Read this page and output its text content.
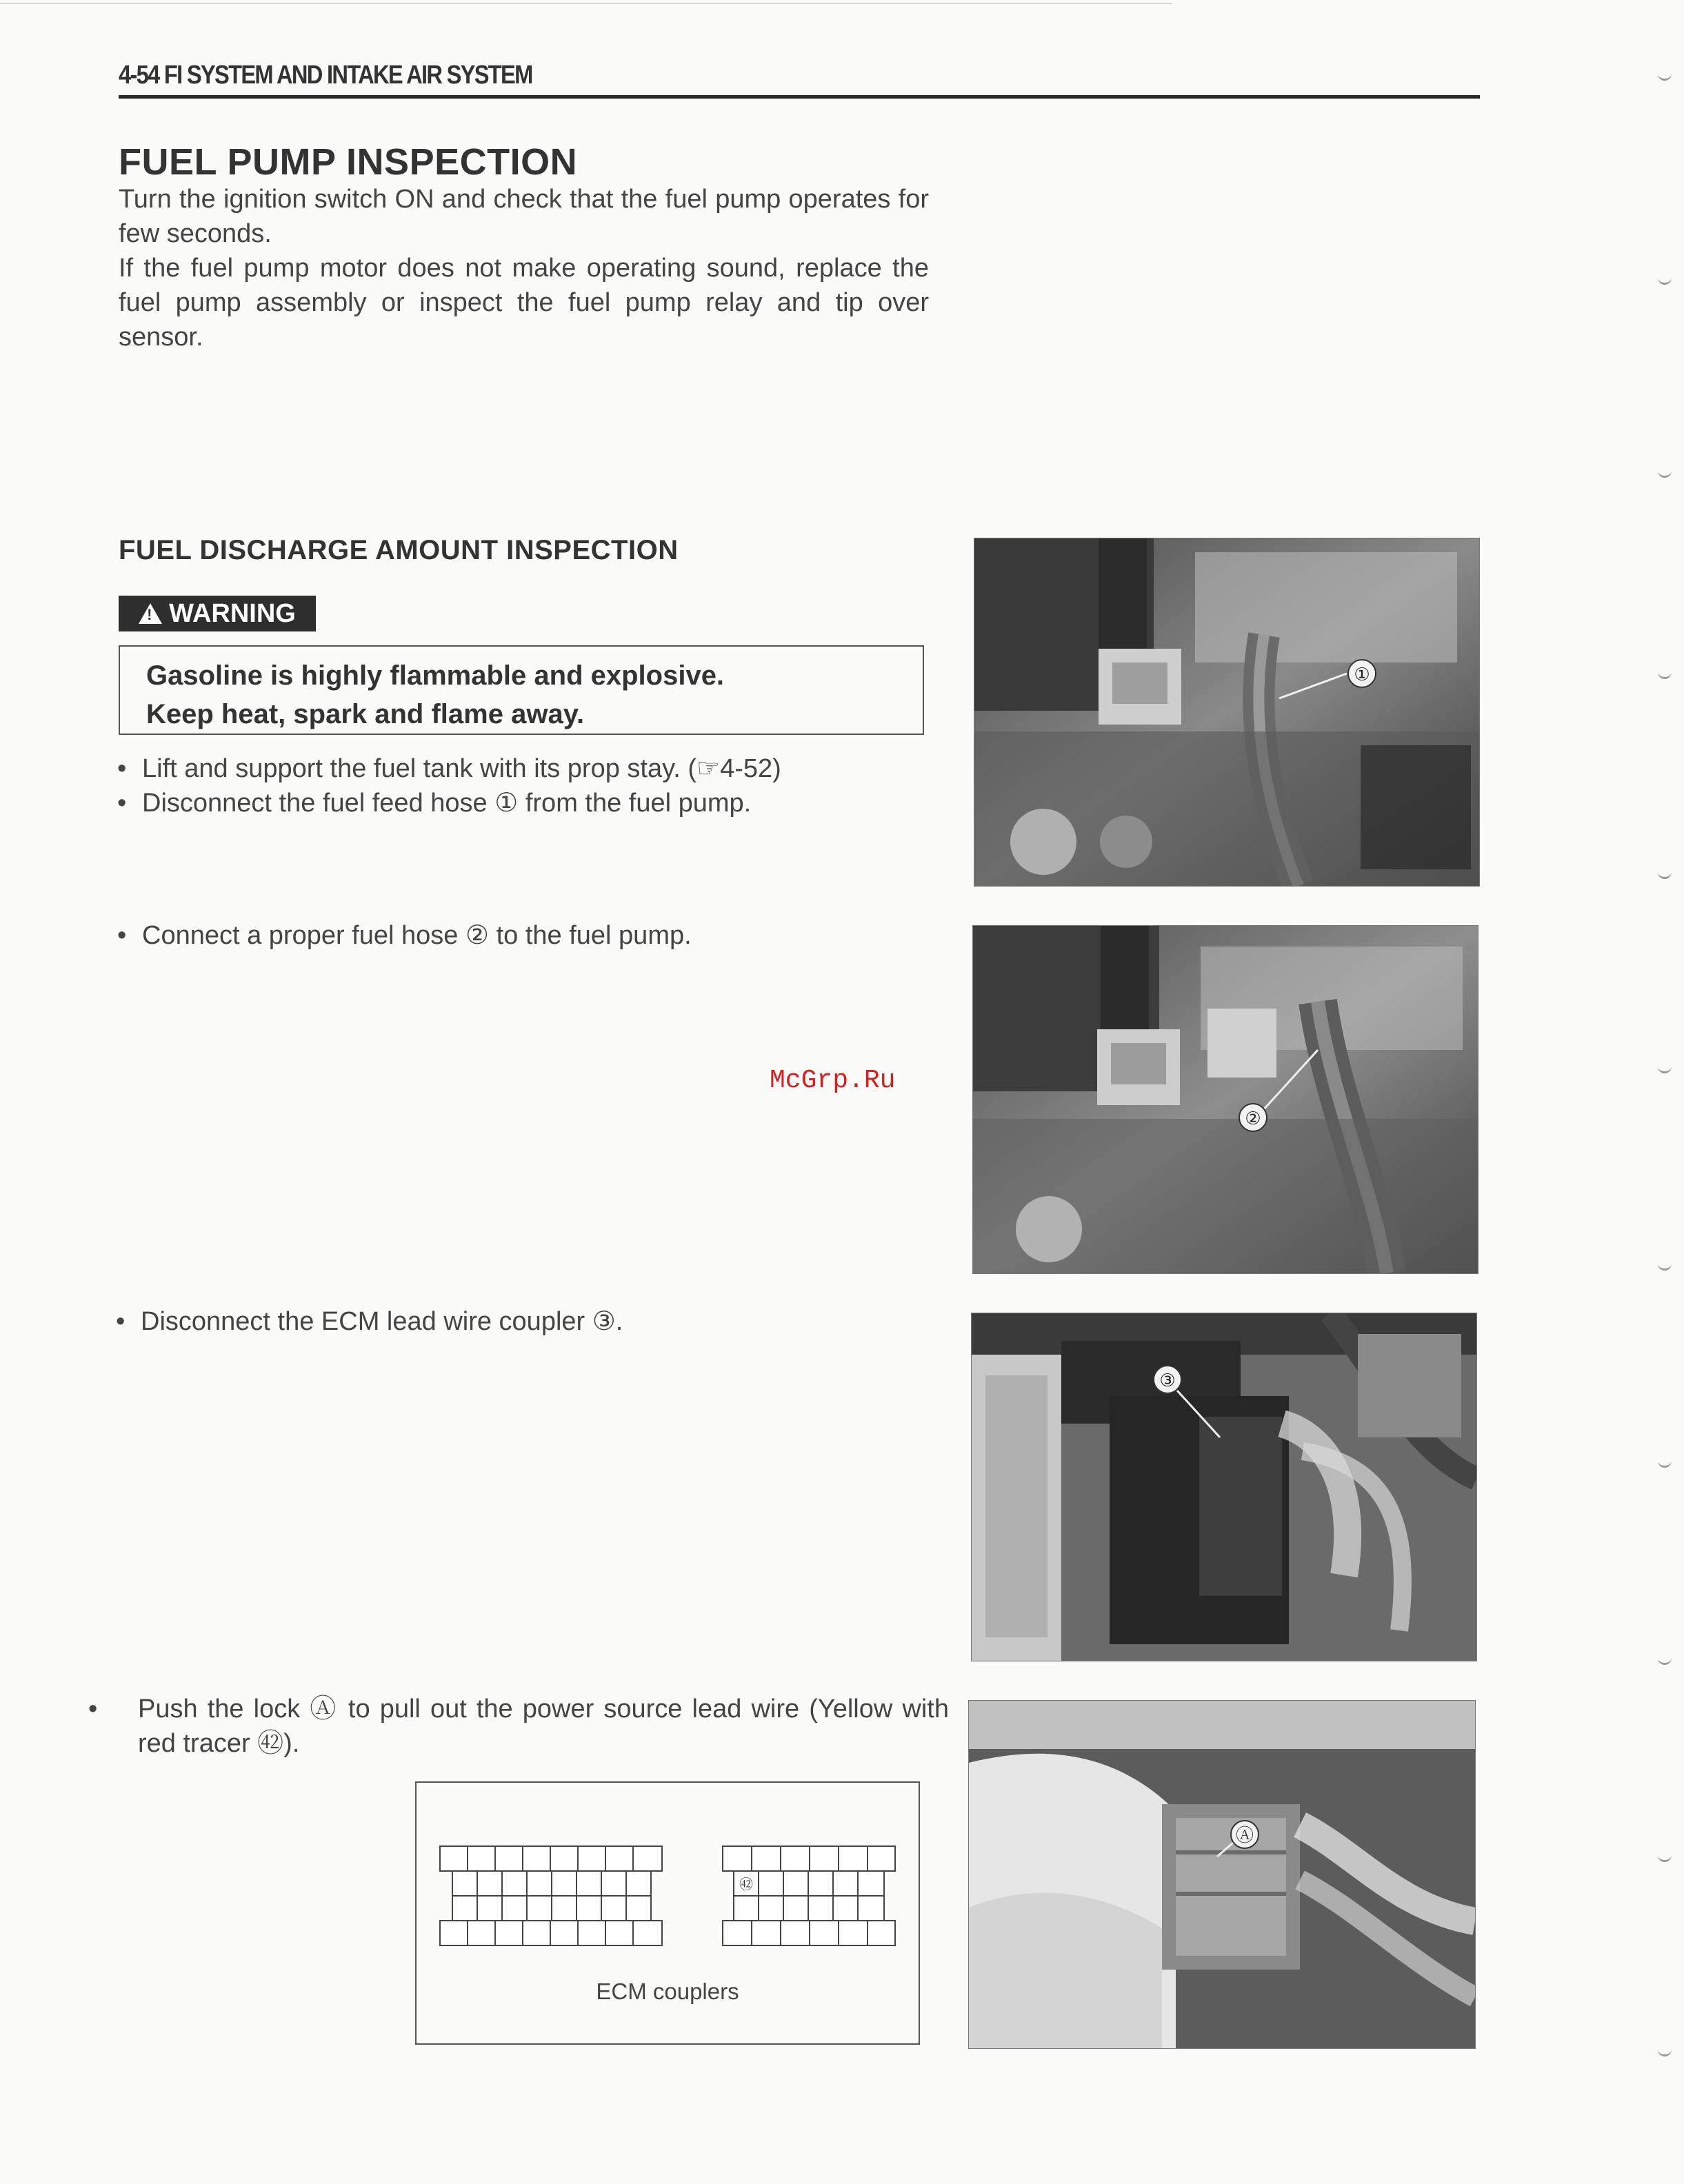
4-54 FI SYSTEM AND INTAKE AIR SYSTEM
FUEL PUMP INSPECTION
Turn the ignition switch ON and check that the fuel pump operates for few seconds.
If the fuel pump motor does not make operating sound, replace the fuel pump assembly or inspect the fuel pump relay and tip over sensor.
FUEL DISCHARGE AMOUNT INSPECTION
!
WARNING
Gasoline is highly flammable and explosive.
Keep heat, spark and flame away.
• Lift and support the fuel tank with its prop stay. (☞4-52)
• Disconnect the fuel feed hose ① from the fuel pump.
• Connect a proper fuel hose ② to the fuel pump.
• Disconnect the ECM lead wire coupler ③.
• Push the lock Ⓐ to pull out the power source lead wire (Yellow with red tracer ㊷).
McGrp.Ru
①
②
③
Ⓐ
㊷
ECM couplers
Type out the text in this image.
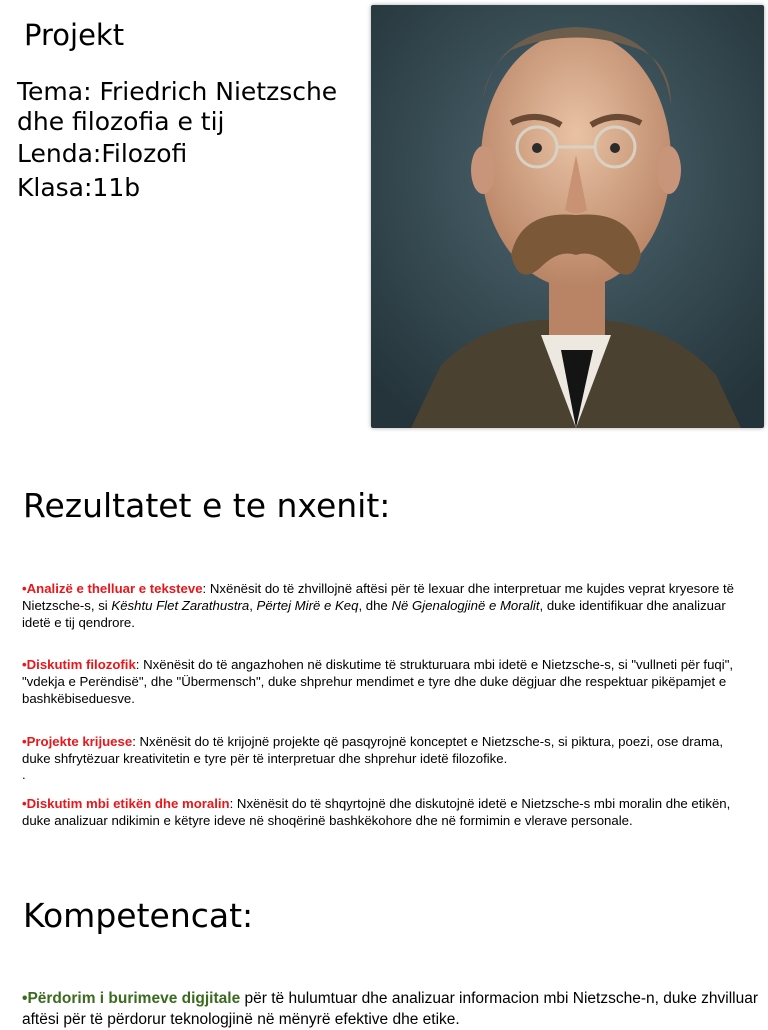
Projekt
Tema: Friedrich Nietzsche dhe filozofia e tij
Lenda:Filozofi
Klasa:11b
Rezultatet e te nxenit:
•Analizë e thelluar e teksteve: Nxënësit do të zhvillojnë aftësi për të lexuar dhe interpretuar me kujdes veprat kryesore të Nietzsche-s, si Kështu Flet Zarathustra, Përtej Mirë e Keq, dhe Në Gjenalogjinë e Moralit, duke identifikuar dhe analizuar idetë e tij qendrore.
•Diskutim filozofik: Nxënësit do të angazhohen në diskutime të strukturuara mbi idetë e Nietzsche-s, si "vullneti për fuqi", "vdekja e Perëndisë", dhe "Übermensch", duke shprehur mendimet e tyre dhe duke dëgjuar dhe respektuar pikëpamjet e bashkëbiseduesve.
•Projekte krijuese: Nxënësit do të krijojnë projekte që pasqyrojnë konceptet e Nietzsche-s, si piktura, poezi, ose drama, duke shfrytëzuar kreativitetin e tyre për të interpretuar dhe shprehur idetë filozofike.
.
•Diskutim mbi etikën dhe moralin: Nxënësit do të shqyrtojnë dhe diskutojnë idetë e Nietzsche-s mbi moralin dhe etikën, duke analizuar ndikimin e këtyre ideve në shoqërinë bashkëkohore dhe në formimin e vlerave personale.
Kompetencat:
•Përdorim i burimeve digjitale për të hulumtuar dhe analizuar informacion mbi Nietzsche-n, duke zhvilluar aftësi për të përdorur teknologjinë në mënyrë efektive dhe etike.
____________
EXERCISE TASK
Write out every entry again word for word, without any of the pictures.

CORRECT ANSWER
Read this page and output its text content.
4-54 FI SYSTEM AND INTAKE AIR SYSTEM
FUEL PUMP INSPECTION
Turn the ignition switch ON and check that the fuel pump operates for few seconds.
If the fuel pump motor does not make operating sound, replace the fuel pump assembly or inspect the fuel pump relay and tip over sensor.
FUEL DISCHARGE AMOUNT INSPECTION
!
WARNING
Gasoline is highly flammable and explosive.
Keep heat, spark and flame away.
• Lift and support the fuel tank with its prop stay. (☞4-52)
• Disconnect the fuel feed hose ① from the fuel pump.
• Connect a proper fuel hose ② to the fuel pump.
• Disconnect the ECM lead wire coupler ③.
• Push the lock Ⓐ to pull out the power source lead wire (Yellow with red tracer ㊷).
McGrp.Ru
①
②
③
Ⓐ
㊷
ECM couplers
Type out the text in this image.
Projekt
Tema: Friedrich Nietzsche dhe filozofia e tij
Lenda:Filozofi
Klasa:11b
Rezultatet e te nxenit:
•Analizë e thelluar e teksteve: Nxënësit do të zhvillojnë aftësi për të lexuar dhe interpretuar me kujdes veprat kryesore të Nietzsche-s, si Kështu Flet Zarathustra, Përtej Mirë e Keq, dhe Në Gjenalogjinë e Moralit, duke identifikuar dhe analizuar idetë e tij qendrore.
•Diskutim filozofik: Nxënësit do të angazhohen në diskutime të strukturuara mbi idetë e Nietzsche-s, si "vullneti për fuqi", "vdekja e Perëndisë", dhe "Übermensch", duke shprehur mendimet e tyre dhe duke dëgjuar dhe respektuar pikëpamjet e bashkëbiseduesve.
•Projekte krijuese: Nxënësit do të krijojnë projekte që pasqyrojnë konceptet e Nietzsche-s, si piktura, poezi, ose drama, duke shfrytëzuar kreativitetin e tyre për të interpretuar dhe shprehur idetë filozofike.
.
•Diskutim mbi etikën dhe moralin: Nxënësit do të shqyrtojnë dhe diskutojnë idetë e Nietzsche-s mbi moralin dhe etikën, duke analizuar ndikimin e këtyre ideve në shoqërinë bashkëkohore dhe në formimin e vlerave personale.
Kompetencat:
•Përdorim i burimeve digjitale për të hulumtuar dhe analizuar informacion mbi Nietzsche-n, duke zhvilluar aftësi për të përdorur teknologjinë në mënyrë efektive dhe etike.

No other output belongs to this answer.